REQUEST: Put every line of the records below into a JSON list of strings, one string per line, and omit any blank lines.

# Start of DATA SECTION

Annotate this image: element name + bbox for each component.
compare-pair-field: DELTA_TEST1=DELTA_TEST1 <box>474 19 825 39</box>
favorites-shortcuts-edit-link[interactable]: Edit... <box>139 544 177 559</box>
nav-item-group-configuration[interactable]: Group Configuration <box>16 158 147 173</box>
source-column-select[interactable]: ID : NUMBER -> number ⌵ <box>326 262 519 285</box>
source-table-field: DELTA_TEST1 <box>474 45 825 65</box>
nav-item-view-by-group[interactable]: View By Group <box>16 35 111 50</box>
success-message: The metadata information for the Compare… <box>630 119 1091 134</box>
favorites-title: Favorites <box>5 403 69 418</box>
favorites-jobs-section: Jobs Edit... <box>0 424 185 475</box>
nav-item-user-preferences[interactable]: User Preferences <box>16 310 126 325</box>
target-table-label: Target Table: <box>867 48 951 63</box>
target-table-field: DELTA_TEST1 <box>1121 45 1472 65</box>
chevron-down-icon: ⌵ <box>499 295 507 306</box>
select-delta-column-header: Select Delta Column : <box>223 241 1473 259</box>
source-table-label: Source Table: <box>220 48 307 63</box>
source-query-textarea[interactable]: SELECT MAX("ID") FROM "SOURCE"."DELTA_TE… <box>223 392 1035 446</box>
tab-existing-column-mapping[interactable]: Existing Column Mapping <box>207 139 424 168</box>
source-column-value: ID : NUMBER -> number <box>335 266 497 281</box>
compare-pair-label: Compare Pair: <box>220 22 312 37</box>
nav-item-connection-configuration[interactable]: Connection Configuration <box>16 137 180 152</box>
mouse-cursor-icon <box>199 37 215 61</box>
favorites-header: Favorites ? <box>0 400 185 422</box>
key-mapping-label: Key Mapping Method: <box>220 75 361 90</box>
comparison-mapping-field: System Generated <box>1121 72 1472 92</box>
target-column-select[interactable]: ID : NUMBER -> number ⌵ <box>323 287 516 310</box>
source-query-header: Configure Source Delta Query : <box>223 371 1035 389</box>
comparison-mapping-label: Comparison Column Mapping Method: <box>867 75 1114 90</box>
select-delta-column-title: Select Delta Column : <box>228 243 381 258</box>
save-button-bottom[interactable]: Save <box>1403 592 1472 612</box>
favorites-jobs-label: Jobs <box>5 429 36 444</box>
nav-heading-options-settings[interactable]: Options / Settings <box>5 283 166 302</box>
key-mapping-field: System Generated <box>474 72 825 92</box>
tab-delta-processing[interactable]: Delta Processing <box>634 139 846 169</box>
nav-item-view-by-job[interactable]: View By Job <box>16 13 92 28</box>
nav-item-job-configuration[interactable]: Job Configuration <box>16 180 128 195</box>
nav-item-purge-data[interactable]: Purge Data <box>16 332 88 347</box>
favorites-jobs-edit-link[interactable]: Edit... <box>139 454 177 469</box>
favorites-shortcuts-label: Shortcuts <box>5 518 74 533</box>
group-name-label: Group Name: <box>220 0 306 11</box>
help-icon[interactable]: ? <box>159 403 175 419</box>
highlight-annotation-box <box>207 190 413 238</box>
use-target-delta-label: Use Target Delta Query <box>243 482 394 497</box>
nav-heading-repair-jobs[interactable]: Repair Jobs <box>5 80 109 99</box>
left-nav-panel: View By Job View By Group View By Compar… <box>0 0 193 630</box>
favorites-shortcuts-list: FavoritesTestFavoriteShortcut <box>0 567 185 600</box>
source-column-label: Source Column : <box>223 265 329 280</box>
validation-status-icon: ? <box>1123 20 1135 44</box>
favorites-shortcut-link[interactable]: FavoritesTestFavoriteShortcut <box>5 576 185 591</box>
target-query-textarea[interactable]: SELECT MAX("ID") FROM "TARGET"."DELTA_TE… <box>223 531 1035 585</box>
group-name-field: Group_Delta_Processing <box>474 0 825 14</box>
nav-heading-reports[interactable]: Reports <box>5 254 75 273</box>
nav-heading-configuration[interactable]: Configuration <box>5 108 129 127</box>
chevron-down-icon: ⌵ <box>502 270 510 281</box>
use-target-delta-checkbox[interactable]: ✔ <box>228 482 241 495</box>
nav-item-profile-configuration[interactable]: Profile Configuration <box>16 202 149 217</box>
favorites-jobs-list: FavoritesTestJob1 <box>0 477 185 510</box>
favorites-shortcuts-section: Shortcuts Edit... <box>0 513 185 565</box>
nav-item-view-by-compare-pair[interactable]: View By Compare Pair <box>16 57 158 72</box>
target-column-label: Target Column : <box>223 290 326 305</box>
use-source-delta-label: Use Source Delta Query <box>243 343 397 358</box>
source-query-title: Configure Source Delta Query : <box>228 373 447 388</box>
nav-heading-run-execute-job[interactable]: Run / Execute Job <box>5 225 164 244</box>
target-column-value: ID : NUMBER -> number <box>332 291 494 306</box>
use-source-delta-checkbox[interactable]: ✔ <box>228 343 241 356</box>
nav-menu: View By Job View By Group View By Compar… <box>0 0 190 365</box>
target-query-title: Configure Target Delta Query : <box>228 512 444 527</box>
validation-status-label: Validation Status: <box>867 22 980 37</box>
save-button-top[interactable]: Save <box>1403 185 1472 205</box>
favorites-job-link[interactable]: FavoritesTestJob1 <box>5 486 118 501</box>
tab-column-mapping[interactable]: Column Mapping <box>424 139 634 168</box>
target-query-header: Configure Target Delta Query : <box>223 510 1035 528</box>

# End of DATA SECTION

THE COMPLETED TASK:
[
  "Annotate this image: element name + bbox for each component.",
  "compare-pair-field: DELTA_TEST1=DELTA_TEST1 <box>474 19 825 39</box>",
  "favorites-shortcuts-edit-link[interactable]: Edit... <box>139 544 177 559</box>",
  "nav-item-group-configuration[interactable]: Group Configuration <box>16 158 147 173</box>",
  "source-column-select[interactable]: ID : NUMBER -> number ⌵ <box>326 262 519 285</box>",
  "source-table-field: DELTA_TEST1 <box>474 45 825 65</box>",
  "nav-item-view-by-group[interactable]: View By Group <box>16 35 111 50</box>",
  "success-message: The metadata information for the Compare… <box>630 119 1091 134</box>",
  "favorites-title: Favorites <box>5 403 69 418</box>",
  "favorites-jobs-section: Jobs Edit... <box>0 424 185 475</box>",
  "nav-item-user-preferences[interactable]: User Preferences <box>16 310 126 325</box>",
  "target-table-label: Target Table: <box>867 48 951 63</box>",
  "target-table-field: DELTA_TEST1 <box>1121 45 1472 65</box>",
  "chevron-down-icon: ⌵ <box>499 295 507 306</box>",
  "select-delta-column-header: Select Delta Column : <box>223 241 1473 259</box>",
  "source-table-label: Source Table: <box>220 48 307 63</box>",
  "source-query-textarea[interactable]: SELECT MAX(\"ID\") FROM \"SOURCE\".\"DELTA_TE… <box>223 392 1035 446</box>",
  "tab-existing-column-mapping[interactable]: Existing Column Mapping <box>207 139 424 168</box>",
  "source-column-value: ID : NUMBER -> number <box>335 266 497 281</box>",
  "compare-pair-label: Compare Pair: <box>220 22 312 37</box>",
  "nav-item-connection-configuration[interactable]: Connection Configuration <box>16 137 180 152</box>",
  "mouse-cursor-icon <box>199 37 215 61</box>",
  "favorites-header: Favorites ? <box>0 400 185 422</box>",
  "key-mapping-label: Key Mapping Method: <box>220 75 361 90</box>",
  "comparison-mapping-field: System Generated <box>1121 72 1472 92</box>",
  "target-column-select[interactable]: ID : NUMBER -> number ⌵ <box>323 287 516 310</box>",
  "source-query-header: Configure Source Delta Query : <box>223 371 1035 389</box>",
  "comparison-mapping-label: Comparison Column Mapping Method: <box>867 75 1114 90</box>",
  "select-delta-column-title: Select Delta Column : <box>228 243 381 258</box>",
  "save-button-bottom[interactable]: Save <box>1403 592 1472 612</box>",
  "favorites-jobs-label: Jobs <box>5 429 36 444</box>",
  "nav-heading-options-settings[interactable]: Options / Settings <box>5 283 166 302</box>",
  "key-mapping-field: System Generated <box>474 72 825 92</box>",
  "tab-delta-processing[interactable]: Delta Processing <box>634 139 846 169</box>",
  "nav-item-view-by-job[interactable]: View By Job <box>16 13 92 28</box>",
  "nav-item-job-configuration[interactable]: Job Configuration <box>16 180 128 195</box>",
  "nav-item-purge-data[interactable]: Purge Data <box>16 332 88 347</box>",
  "favorites-jobs-edit-link[interactable]: Edit... <box>139 454 177 469</box>",
  "favorites-shortcuts-label: Shortcuts <box>5 518 74 533</box>",
  "group-name-label: Group Name: <box>220 0 306 11</box>",
  "help-icon[interactable]: ? <box>159 403 175 419</box>",
  "highlight-annotation-box <box>207 190 413 238</box>",
  "use-target-delta-label: Use Target Delta Query <box>243 482 394 497</box>",
  "nav-heading-repair-jobs[interactable]: Repair Jobs <box>5 80 109 99</box>",
  "left-nav-panel: View By Job View By Group View By Compar… <box>0 0 193 630</box>",
  "favorites-shortcuts-list: FavoritesTestFavoriteShortcut <box>0 567 185 600</box>",
  "source-column-label: Source Column : <box>223 265 329 280</box>",
  "validation-status-icon: ? <box>1123 20 1135 44</box>",
  "favorites-shortcut-link[interactable]: FavoritesTestFavoriteShortcut <box>5 576 185 591</box>",
  "target-query-textarea[interactable]: SELECT MAX(\"ID\") FROM \"TARGET\".\"DELTA_TE… <box>223 531 1035 585</box>",
  "group-name-field: Group_Delta_Processing <box>474 0 825 14</box>",
  "nav-heading-reports[interactable]: Reports <box>5 254 75 273</box>",
  "nav-heading-configuration[interactable]: Configuration <box>5 108 129 127</box>",
  "chevron-down-icon: ⌵ <box>502 270 510 281</box>",
  "use-target-delta-checkbox[interactable]: ✔ <box>228 482 241 495</box>",
  "nav-item-profile-configuration[interactable]: Profile Configuration <box>16 202 149 217</box>",
  "favorites-jobs-list: FavoritesTestJob1 <box>0 477 185 510</box>",
  "favorites-shortcuts-section: Shortcuts Edit... <box>0 513 185 565</box>",
  "nav-item-view-by-compare-pair[interactable]: View By Compare Pair <box>16 57 158 72</box>",
  "target-column-label: Target Column : <box>223 290 326 305</box>",
  "use-source-delta-label: Use Source Delta Query <box>243 343 397 358</box>",
  "source-query-title: Configure Source Delta Query : <box>228 373 447 388</box>",
  "nav-heading-run-execute-job[interactable]: Run / Execute Job <box>5 225 164 244</box>",
  "target-column-value: ID : NUMBER -> number <box>332 291 494 306</box>",
  "use-source-delta-checkbox[interactable]: ✔ <box>228 343 241 356</box>",
  "nav-menu: View By Job View By Group View By Compar… <box>0 0 190 365</box>",
  "target-query-title: Configure Target Delta Query : <box>228 512 444 527</box>",
  "validation-status-label: Validation Status: <box>867 22 980 37</box>",
  "save-button-top[interactable]: Save <box>1403 185 1472 205</box>",
  "favorites-job-link[interactable]: FavoritesTestJob1 <box>5 486 118 501</box>",
  "tab-column-mapping[interactable]: Column Mapping <box>424 139 634 168</box>",
  "target-query-header: Configure Target Delta Query : <box>223 510 1035 528</box>"
]